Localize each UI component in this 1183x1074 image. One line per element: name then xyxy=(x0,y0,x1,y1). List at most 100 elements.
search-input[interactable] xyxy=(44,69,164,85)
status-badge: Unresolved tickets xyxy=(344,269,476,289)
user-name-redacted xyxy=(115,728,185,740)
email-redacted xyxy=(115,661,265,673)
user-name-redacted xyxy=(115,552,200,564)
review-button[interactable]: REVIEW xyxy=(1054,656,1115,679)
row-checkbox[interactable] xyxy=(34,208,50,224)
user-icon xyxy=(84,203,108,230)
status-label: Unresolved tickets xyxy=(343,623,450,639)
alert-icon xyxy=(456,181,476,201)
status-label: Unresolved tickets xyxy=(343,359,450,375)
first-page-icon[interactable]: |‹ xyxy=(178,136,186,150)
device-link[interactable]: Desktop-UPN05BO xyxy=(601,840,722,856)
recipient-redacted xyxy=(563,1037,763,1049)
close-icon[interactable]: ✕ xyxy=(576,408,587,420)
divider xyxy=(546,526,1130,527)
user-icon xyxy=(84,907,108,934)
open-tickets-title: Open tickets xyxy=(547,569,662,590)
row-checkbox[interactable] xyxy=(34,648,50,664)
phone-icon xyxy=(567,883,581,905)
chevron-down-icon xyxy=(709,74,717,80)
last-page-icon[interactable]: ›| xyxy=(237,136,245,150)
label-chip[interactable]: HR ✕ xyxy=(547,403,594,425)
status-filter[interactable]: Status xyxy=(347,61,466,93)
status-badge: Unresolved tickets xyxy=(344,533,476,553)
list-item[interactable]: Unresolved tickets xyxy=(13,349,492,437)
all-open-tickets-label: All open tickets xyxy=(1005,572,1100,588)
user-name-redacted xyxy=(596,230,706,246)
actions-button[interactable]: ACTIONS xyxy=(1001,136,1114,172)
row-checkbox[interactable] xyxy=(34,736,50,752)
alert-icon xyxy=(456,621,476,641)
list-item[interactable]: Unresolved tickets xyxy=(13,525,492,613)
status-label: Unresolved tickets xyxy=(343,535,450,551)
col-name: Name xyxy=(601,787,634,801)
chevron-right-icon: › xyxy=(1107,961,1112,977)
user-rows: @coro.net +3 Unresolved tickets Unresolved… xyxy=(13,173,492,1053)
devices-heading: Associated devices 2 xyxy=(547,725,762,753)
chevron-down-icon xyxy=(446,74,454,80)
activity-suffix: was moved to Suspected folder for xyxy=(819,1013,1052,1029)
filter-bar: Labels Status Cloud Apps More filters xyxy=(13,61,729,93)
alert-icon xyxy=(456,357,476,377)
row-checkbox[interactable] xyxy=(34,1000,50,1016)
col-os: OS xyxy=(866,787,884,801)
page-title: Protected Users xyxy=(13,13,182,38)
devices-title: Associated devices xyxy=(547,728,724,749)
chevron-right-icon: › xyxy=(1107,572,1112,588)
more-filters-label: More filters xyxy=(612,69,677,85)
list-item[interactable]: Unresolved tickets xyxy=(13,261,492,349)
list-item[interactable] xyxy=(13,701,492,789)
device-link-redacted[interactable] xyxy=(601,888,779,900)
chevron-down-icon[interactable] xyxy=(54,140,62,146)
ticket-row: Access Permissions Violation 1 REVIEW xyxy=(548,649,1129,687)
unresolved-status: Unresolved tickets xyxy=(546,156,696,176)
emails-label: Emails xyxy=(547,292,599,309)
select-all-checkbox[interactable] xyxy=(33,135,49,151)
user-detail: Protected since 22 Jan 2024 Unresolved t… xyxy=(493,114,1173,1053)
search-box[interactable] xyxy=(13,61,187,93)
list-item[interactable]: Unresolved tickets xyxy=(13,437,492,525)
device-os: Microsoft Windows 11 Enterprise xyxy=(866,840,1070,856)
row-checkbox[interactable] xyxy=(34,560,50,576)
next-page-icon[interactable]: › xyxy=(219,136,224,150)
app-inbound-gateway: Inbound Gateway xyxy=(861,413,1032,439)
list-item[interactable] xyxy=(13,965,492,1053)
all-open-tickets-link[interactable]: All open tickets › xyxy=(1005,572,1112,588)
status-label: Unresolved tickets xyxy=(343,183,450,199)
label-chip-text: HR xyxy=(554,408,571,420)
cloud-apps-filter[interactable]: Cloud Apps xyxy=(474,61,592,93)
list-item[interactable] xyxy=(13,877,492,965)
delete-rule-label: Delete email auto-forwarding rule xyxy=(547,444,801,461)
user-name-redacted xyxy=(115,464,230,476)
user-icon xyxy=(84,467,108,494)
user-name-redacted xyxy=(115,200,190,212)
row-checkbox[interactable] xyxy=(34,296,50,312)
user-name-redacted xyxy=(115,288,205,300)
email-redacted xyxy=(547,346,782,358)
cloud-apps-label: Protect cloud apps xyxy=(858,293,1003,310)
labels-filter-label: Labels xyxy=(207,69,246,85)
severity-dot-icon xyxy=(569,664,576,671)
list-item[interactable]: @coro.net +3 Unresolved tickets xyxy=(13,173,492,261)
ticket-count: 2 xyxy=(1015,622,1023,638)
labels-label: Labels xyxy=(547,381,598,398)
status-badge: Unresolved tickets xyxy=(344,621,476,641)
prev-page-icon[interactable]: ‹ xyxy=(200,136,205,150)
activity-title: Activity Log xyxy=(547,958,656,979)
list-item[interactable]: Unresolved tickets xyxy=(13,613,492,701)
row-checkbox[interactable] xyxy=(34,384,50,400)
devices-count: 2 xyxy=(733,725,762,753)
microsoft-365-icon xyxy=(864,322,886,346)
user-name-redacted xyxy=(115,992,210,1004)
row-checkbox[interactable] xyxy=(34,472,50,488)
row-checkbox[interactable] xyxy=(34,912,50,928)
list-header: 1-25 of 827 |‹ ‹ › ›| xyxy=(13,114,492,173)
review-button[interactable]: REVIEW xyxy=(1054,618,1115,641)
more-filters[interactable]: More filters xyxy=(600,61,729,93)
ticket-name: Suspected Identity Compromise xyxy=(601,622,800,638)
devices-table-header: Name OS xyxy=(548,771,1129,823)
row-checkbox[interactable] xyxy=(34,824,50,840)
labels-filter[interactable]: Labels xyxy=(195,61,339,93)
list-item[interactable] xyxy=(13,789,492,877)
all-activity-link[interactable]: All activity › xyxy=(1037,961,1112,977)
----
| JOB |
Please repeat the listing above line for line, without changing anything.

| WRITTEN RESPONSE |
Localize each UI component in this 1183x1074 image. One line per element: name then xyxy=(x0,y0,x1,y1). List at most 100 elements.
search-input[interactable] xyxy=(44,69,164,85)
status-badge: Unresolved tickets xyxy=(344,269,476,289)
user-name-redacted xyxy=(115,728,185,740)
email-redacted xyxy=(115,661,265,673)
user-name-redacted xyxy=(115,552,200,564)
review-button[interactable]: REVIEW xyxy=(1054,656,1115,679)
row-checkbox[interactable] xyxy=(34,208,50,224)
user-icon xyxy=(84,203,108,230)
status-label: Unresolved tickets xyxy=(343,623,450,639)
alert-icon xyxy=(456,181,476,201)
status-label: Unresolved tickets xyxy=(343,359,450,375)
first-page-icon[interactable]: |‹ xyxy=(178,136,186,150)
device-link[interactable]: Desktop-UPN05BO xyxy=(601,840,722,856)
recipient-redacted xyxy=(563,1037,763,1049)
close-icon[interactable]: ✕ xyxy=(576,408,587,420)
divider xyxy=(546,526,1130,527)
user-icon xyxy=(84,907,108,934)
open-tickets-title: Open tickets xyxy=(547,569,662,590)
row-checkbox[interactable] xyxy=(34,648,50,664)
phone-icon xyxy=(567,883,581,905)
chevron-down-icon xyxy=(709,74,717,80)
last-page-icon[interactable]: ›| xyxy=(237,136,245,150)
label-chip[interactable]: HR ✕ xyxy=(547,403,594,425)
status-filter[interactable]: Status xyxy=(347,61,466,93)
status-badge: Unresolved tickets xyxy=(344,533,476,553)
list-item[interactable]: Unresolved tickets xyxy=(13,349,492,437)
all-open-tickets-label: All open tickets xyxy=(1005,572,1100,588)
user-name-redacted xyxy=(596,230,706,246)
actions-button[interactable]: ACTIONS xyxy=(1001,136,1114,172)
row-checkbox[interactable] xyxy=(34,736,50,752)
alert-icon xyxy=(456,621,476,641)
list-item[interactable]: Unresolved tickets xyxy=(13,525,492,613)
status-label: Unresolved tickets xyxy=(343,535,450,551)
col-name: Name xyxy=(601,787,634,801)
chevron-right-icon: › xyxy=(1107,961,1112,977)
user-rows: @coro.net +3 Unresolved tickets Unresolved… xyxy=(13,173,492,1053)
devices-heading: Associated devices 2 xyxy=(547,725,762,753)
chevron-down-icon xyxy=(446,74,454,80)
activity-suffix: was moved to Suspected folder for xyxy=(819,1013,1052,1029)
filter-bar: Labels Status Cloud Apps More filters xyxy=(13,61,729,93)
alert-icon xyxy=(456,357,476,377)
row-checkbox[interactable] xyxy=(34,1000,50,1016)
col-os: OS xyxy=(866,787,884,801)
page-title: Protected Users xyxy=(13,13,182,38)
devices-title: Associated devices xyxy=(547,728,724,749)
chevron-right-icon: › xyxy=(1107,572,1112,588)
more-filters-label: More filters xyxy=(612,69,677,85)
list-item[interactable]: Unresolved tickets xyxy=(13,261,492,349)
list-item[interactable] xyxy=(13,701,492,789)
device-link-redacted[interactable] xyxy=(601,888,779,900)
chevron-down-icon[interactable] xyxy=(54,140,62,146)
ticket-row: Access Permissions Violation 1 REVIEW xyxy=(548,649,1129,687)
unresolved-status: Unresolved tickets xyxy=(546,156,696,176)
emails-label: Emails xyxy=(547,292,599,309)
select-all-checkbox[interactable] xyxy=(33,135,49,151)
user-detail: Protected since 22 Jan 2024 Unresolved t… xyxy=(493,114,1173,1053)
search-box[interactable] xyxy=(13,61,187,93)
list-item[interactable]: Unresolved tickets xyxy=(13,437,492,525)
device-os: Microsoft Windows 11 Enterprise xyxy=(866,840,1070,856)
row-checkbox[interactable] xyxy=(34,560,50,576)
next-page-icon[interactable]: › xyxy=(219,136,224,150)
app-inbound-gateway: Inbound Gateway xyxy=(861,413,1032,439)
list-item[interactable] xyxy=(13,965,492,1053)
all-open-tickets-link[interactable]: All open tickets › xyxy=(1005,572,1112,588)
status-label: Unresolved tickets xyxy=(343,183,450,199)
label-chip-text: HR xyxy=(554,408,571,420)
cloud-apps-filter[interactable]: Cloud Apps xyxy=(474,61,592,93)
list-item[interactable] xyxy=(13,877,492,965)
delete-rule-label: Delete email auto-forwarding rule xyxy=(547,444,801,461)
user-name-redacted xyxy=(115,464,230,476)
user-icon xyxy=(84,467,108,494)
user-name-redacted xyxy=(115,200,190,212)
row-checkbox[interactable] xyxy=(34,296,50,312)
user-name-redacted xyxy=(115,288,205,300)
email-redacted xyxy=(547,346,782,358)
cloud-apps-label: Protect cloud apps xyxy=(858,293,1003,310)
labels-filter-label: Labels xyxy=(207,69,246,85)
severity-dot-icon xyxy=(569,664,576,671)
list-item[interactable]: @coro.net +3 Unresolved tickets xyxy=(13,173,492,261)
ticket-count: 2 xyxy=(1015,622,1023,638)
labels-label: Labels xyxy=(547,381,598,398)
status-badge: Unresolved tickets xyxy=(344,621,476,641)
prev-page-icon[interactable]: ‹ xyxy=(200,136,205,150)
activity-title: Activity Log xyxy=(547,958,656,979)
list-item[interactable]: Unresolved tickets xyxy=(13,613,492,701)
row-checkbox[interactable] xyxy=(34,384,50,400)
devices-count: 2 xyxy=(733,725,762,753)
microsoft-365-icon xyxy=(864,322,886,346)
user-name-redacted xyxy=(115,992,210,1004)
row-checkbox[interactable] xyxy=(34,472,50,488)
row-checkbox[interactable] xyxy=(34,912,50,928)
list-header: 1-25 of 827 |‹ ‹ › ›| xyxy=(13,114,492,173)
review-button[interactable]: REVIEW xyxy=(1054,618,1115,641)
more-filters[interactable]: More filters xyxy=(600,61,729,93)
ticket-name: Suspected Identity Compromise xyxy=(601,622,800,638)
devices-table-header: Name OS xyxy=(548,771,1129,823)
row-checkbox[interactable] xyxy=(34,824,50,840)
labels-filter[interactable]: Labels xyxy=(195,61,339,93)
list-item[interactable] xyxy=(13,789,492,877)
all-activity-link[interactable]: All activity › xyxy=(1037,961,1112,977)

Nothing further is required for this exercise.